## RECORDS FOR THE TASK
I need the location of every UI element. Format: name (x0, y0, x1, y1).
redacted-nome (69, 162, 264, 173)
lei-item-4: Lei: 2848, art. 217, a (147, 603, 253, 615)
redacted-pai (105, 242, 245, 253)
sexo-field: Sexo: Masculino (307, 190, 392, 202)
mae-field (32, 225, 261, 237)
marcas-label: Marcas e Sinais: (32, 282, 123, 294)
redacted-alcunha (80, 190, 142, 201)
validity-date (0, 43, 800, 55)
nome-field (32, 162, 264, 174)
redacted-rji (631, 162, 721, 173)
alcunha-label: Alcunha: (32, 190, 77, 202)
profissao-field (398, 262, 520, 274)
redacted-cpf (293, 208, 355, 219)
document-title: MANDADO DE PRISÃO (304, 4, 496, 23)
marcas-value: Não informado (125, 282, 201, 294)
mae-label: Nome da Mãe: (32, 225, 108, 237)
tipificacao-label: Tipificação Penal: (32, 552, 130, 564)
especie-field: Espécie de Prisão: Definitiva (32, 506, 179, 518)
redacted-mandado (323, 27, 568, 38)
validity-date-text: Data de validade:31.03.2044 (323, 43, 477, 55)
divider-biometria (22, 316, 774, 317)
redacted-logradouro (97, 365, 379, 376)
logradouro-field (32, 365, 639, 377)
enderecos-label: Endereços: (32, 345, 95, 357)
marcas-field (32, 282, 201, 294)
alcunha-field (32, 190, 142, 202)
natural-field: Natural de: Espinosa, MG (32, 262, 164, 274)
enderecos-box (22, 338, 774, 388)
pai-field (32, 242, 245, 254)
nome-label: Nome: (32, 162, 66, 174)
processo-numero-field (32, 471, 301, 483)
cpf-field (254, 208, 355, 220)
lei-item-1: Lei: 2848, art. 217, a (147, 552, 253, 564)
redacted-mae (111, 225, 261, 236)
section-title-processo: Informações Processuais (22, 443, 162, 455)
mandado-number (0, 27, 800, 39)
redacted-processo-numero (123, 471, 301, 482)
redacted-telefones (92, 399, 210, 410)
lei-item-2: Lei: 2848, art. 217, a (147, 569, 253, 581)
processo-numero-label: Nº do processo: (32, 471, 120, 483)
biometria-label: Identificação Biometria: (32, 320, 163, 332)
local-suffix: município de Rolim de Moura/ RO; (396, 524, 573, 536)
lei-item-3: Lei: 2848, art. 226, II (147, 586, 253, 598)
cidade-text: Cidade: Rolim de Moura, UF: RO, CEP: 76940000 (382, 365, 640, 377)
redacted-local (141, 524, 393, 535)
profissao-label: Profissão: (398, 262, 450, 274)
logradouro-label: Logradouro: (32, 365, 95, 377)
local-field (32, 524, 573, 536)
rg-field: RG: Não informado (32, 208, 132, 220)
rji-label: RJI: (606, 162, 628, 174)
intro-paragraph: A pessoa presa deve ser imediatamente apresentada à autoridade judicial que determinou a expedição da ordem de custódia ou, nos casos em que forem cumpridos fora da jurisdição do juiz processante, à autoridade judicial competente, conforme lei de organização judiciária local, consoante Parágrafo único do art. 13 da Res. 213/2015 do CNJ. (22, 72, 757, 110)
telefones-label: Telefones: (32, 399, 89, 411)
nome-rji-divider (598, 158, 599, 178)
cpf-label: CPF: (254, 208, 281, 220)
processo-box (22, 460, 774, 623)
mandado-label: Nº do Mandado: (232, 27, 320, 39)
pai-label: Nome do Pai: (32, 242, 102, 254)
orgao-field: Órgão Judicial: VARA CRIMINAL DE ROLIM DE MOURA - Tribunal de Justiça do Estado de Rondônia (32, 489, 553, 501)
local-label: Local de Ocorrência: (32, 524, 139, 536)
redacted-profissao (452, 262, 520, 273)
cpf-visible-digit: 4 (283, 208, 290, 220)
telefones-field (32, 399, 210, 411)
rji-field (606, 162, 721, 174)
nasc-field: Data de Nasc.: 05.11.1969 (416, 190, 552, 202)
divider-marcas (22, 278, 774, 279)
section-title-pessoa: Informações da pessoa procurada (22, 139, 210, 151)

## EXERCISE DETAILS
Rewrite the material above, putting "Not provided" wherever "Não informado" appears and leaving everything else unchanged.

## FULL ANSWER
I need the location of every UI element. Format: name (x0, y0, x1, y1).
redacted-nome (69, 162, 264, 173)
lei-item-4: Lei: 2848, art. 217, a (147, 603, 253, 615)
redacted-pai (105, 242, 245, 253)
sexo-field: Sexo: Masculino (307, 190, 392, 202)
mae-field (32, 225, 261, 237)
marcas-label: Marcas e Sinais: (32, 282, 123, 294)
redacted-alcunha (80, 190, 142, 201)
validity-date (0, 43, 800, 55)
nome-field (32, 162, 264, 174)
redacted-rji (631, 162, 721, 173)
alcunha-label: Alcunha: (32, 190, 77, 202)
profissao-field (398, 262, 520, 274)
redacted-cpf (293, 208, 355, 219)
document-title: MANDADO DE PRISÃO (304, 4, 496, 23)
marcas-value: Not provided (125, 282, 201, 294)
mae-label: Nome da Mãe: (32, 225, 108, 237)
tipificacao-label: Tipificação Penal: (32, 552, 130, 564)
especie-field: Espécie de Prisão: Definitiva (32, 506, 179, 518)
redacted-mandado (323, 27, 568, 38)
validity-date-text: Data de validade:31.03.2044 (323, 43, 477, 55)
divider-biometria (22, 316, 774, 317)
redacted-logradouro (97, 365, 379, 376)
logradouro-field (32, 365, 639, 377)
enderecos-label: Endereços: (32, 345, 95, 357)
marcas-field (32, 282, 201, 294)
alcunha-field (32, 190, 142, 202)
natural-field: Natural de: Espinosa, MG (32, 262, 164, 274)
enderecos-box (22, 338, 774, 388)
pai-field (32, 242, 245, 254)
nome-label: Nome: (32, 162, 66, 174)
processo-numero-field (32, 471, 301, 483)
cpf-field (254, 208, 355, 220)
lei-item-1: Lei: 2848, art. 217, a (147, 552, 253, 564)
redacted-mae (111, 225, 261, 236)
section-title-processo: Informações Processuais (22, 443, 162, 455)
mandado-number (0, 27, 800, 39)
redacted-processo-numero (123, 471, 301, 482)
redacted-telefones (92, 399, 210, 410)
lei-item-2: Lei: 2848, art. 217, a (147, 569, 253, 581)
processo-numero-label: Nº do processo: (32, 471, 120, 483)
biometria-label: Identificação Biometria: (32, 320, 163, 332)
local-suffix: município de Rolim de Moura/ RO; (396, 524, 573, 536)
lei-item-3: Lei: 2848, art. 226, II (147, 586, 253, 598)
cidade-text: Cidade: Rolim de Moura, UF: RO, CEP: 76940000 (382, 365, 640, 377)
redacted-local (141, 524, 393, 535)
profissao-label: Profissão: (398, 262, 450, 274)
logradouro-label: Logradouro: (32, 365, 95, 377)
local-field (32, 524, 573, 536)
rg-field: RG: Not provided (32, 208, 132, 220)
rji-label: RJI: (606, 162, 628, 174)
intro-paragraph: A pessoa presa deve ser imediatamente apresentada à autoridade judicial que determinou a expedição da ordem de custódia ou, nos casos em que forem cumpridos fora da jurisdição do juiz processante, à autoridade judicial competente, conforme lei de organização judiciária local, consoante Parágrafo único do art. 13 da Res. 213/2015 do CNJ. (22, 72, 757, 110)
telefones-label: Telefones: (32, 399, 89, 411)
nome-rji-divider (598, 158, 599, 178)
cpf-label: CPF: (254, 208, 281, 220)
processo-box (22, 460, 774, 623)
mandado-label: Nº do Mandado: (232, 27, 320, 39)
pai-label: Nome do Pai: (32, 242, 102, 254)
orgao-field: Órgão Judicial: VARA CRIMINAL DE ROLIM DE MOURA - Tribunal de Justiça do Estado de Rondônia (32, 489, 553, 501)
local-label: Local de Ocorrência: (32, 524, 139, 536)
redacted-profissao (452, 262, 520, 273)
cpf-visible-digit: 4 (283, 208, 290, 220)
telefones-field (32, 399, 210, 411)
rji-field (606, 162, 721, 174)
nasc-field: Data de Nasc.: 05.11.1969 (416, 190, 552, 202)
divider-marcas (22, 278, 774, 279)
section-title-pessoa: Informações da pessoa procurada (22, 139, 210, 151)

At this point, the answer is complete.